◆ **WHAT YOU NEED TO DO**: Locate every line that holds the string "Buttons" and copy it.

◆ **PROVIDED ENTRIES**:
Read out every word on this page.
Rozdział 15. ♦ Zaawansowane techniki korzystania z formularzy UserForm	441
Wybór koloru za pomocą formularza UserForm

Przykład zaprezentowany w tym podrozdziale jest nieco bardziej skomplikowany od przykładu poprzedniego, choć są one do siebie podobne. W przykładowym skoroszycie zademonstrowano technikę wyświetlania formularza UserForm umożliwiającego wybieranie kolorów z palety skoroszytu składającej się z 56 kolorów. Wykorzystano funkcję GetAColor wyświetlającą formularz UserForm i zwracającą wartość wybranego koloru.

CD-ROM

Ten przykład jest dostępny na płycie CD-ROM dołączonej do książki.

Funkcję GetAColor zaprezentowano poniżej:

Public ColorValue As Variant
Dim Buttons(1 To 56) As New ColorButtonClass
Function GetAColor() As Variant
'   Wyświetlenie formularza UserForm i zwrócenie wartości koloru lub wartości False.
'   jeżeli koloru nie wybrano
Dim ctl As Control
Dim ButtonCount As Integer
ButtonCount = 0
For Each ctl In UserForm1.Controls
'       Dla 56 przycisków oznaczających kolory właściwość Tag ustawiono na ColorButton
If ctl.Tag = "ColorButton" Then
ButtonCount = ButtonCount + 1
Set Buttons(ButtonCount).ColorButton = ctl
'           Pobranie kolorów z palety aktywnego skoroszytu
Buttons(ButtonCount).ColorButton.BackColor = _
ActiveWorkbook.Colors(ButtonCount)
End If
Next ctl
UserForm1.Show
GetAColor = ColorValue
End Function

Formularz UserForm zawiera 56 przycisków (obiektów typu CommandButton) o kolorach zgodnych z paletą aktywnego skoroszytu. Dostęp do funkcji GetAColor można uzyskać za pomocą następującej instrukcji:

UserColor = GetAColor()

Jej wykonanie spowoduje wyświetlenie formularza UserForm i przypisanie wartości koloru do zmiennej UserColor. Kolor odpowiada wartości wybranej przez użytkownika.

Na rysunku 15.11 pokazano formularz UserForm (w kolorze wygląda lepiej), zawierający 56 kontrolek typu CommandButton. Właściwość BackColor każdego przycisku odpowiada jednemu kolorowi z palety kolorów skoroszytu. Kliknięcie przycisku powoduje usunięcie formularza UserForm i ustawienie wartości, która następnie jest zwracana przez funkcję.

◆ **ANSWER TO THIS TASK**:
Dim Buttons(1 To 56) As New ColorButtonClass
Set Buttons(ButtonCount).ColorButton = ctl
Buttons(ButtonCount).ColorButton.BackColor = _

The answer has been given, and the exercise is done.